Raw records
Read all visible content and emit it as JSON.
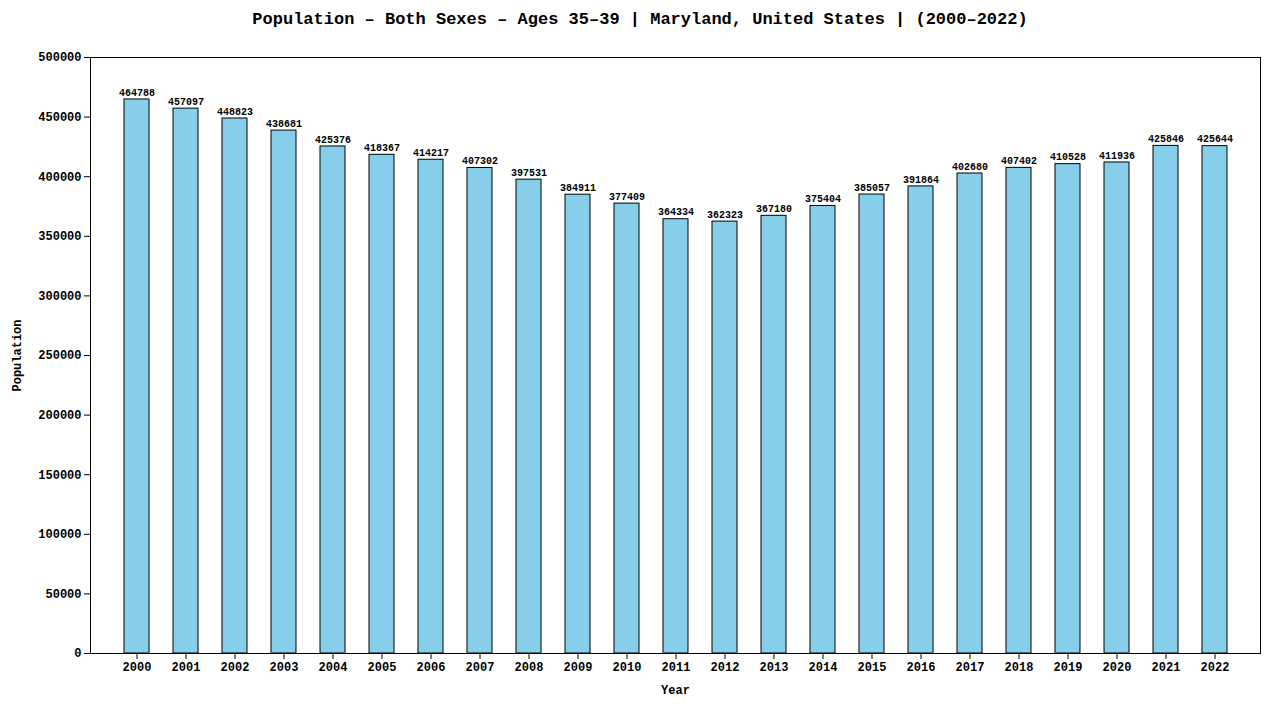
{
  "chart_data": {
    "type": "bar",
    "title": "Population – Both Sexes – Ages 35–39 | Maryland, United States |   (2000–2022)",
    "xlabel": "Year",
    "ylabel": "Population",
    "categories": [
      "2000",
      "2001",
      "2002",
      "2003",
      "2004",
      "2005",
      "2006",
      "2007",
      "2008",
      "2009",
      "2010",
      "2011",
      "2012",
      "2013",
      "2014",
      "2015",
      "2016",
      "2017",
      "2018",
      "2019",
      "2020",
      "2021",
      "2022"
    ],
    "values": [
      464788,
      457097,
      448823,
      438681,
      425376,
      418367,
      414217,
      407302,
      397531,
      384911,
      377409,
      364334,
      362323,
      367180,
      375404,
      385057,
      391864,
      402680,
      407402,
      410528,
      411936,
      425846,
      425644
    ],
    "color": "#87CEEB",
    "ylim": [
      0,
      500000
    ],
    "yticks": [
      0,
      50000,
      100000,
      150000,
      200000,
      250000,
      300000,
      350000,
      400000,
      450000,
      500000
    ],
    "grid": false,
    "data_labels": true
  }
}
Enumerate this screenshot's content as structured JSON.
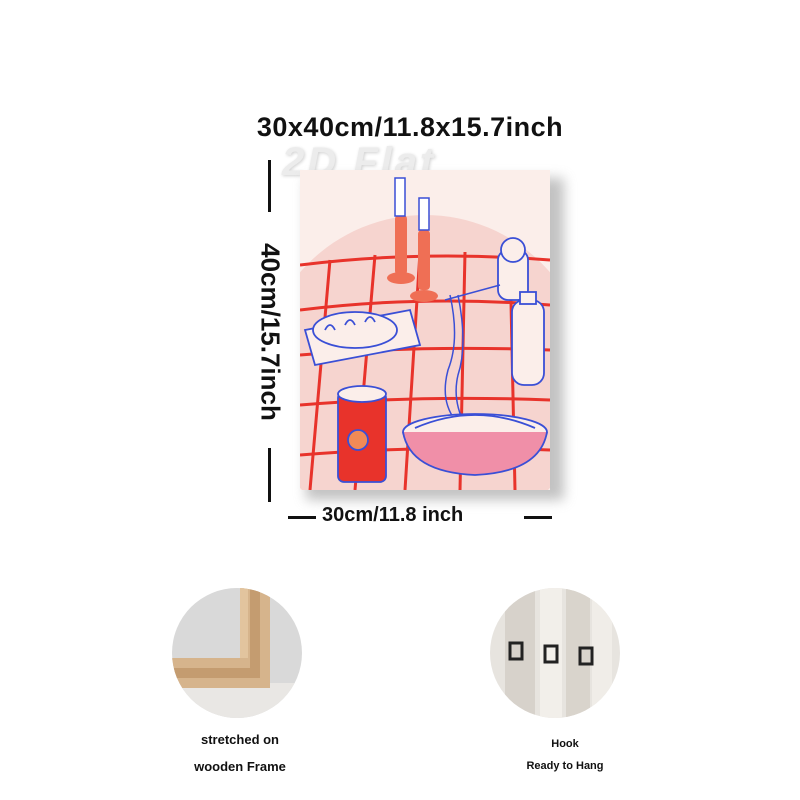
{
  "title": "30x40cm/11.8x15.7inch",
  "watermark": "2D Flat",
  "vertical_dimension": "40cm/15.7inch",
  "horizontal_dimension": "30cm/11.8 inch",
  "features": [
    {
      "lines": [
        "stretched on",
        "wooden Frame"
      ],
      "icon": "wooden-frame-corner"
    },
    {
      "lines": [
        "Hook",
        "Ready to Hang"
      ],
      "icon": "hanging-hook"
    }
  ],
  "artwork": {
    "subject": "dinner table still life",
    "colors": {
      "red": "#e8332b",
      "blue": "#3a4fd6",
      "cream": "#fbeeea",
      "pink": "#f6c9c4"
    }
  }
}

EXERCISE INSTRUCTIONS
Set down exactly and only the lines from the line that contains "Enumerate this screenshot's" through the last line of the entries above, with both of those lines included and the pictures left out.

RESULT
Enumerate this screenshot's content as structured JSON.
{
  "title": "30x40cm/11.8x15.7inch",
  "watermark": "2D Flat",
  "vertical_dimension": "40cm/15.7inch",
  "horizontal_dimension": "30cm/11.8 inch",
  "features": [
    {
      "lines": [
        "stretched on",
        "wooden Frame"
      ],
      "icon": "wooden-frame-corner"
    },
    {
      "lines": [
        "Hook",
        "Ready to Hang"
      ],
      "icon": "hanging-hook"
    }
  ],
  "artwork": {
    "subject": "dinner table still life",
    "colors": {
      "red": "#e8332b",
      "blue": "#3a4fd6",
      "cream": "#fbeeea",
      "pink": "#f6c9c4"
    }
  }
}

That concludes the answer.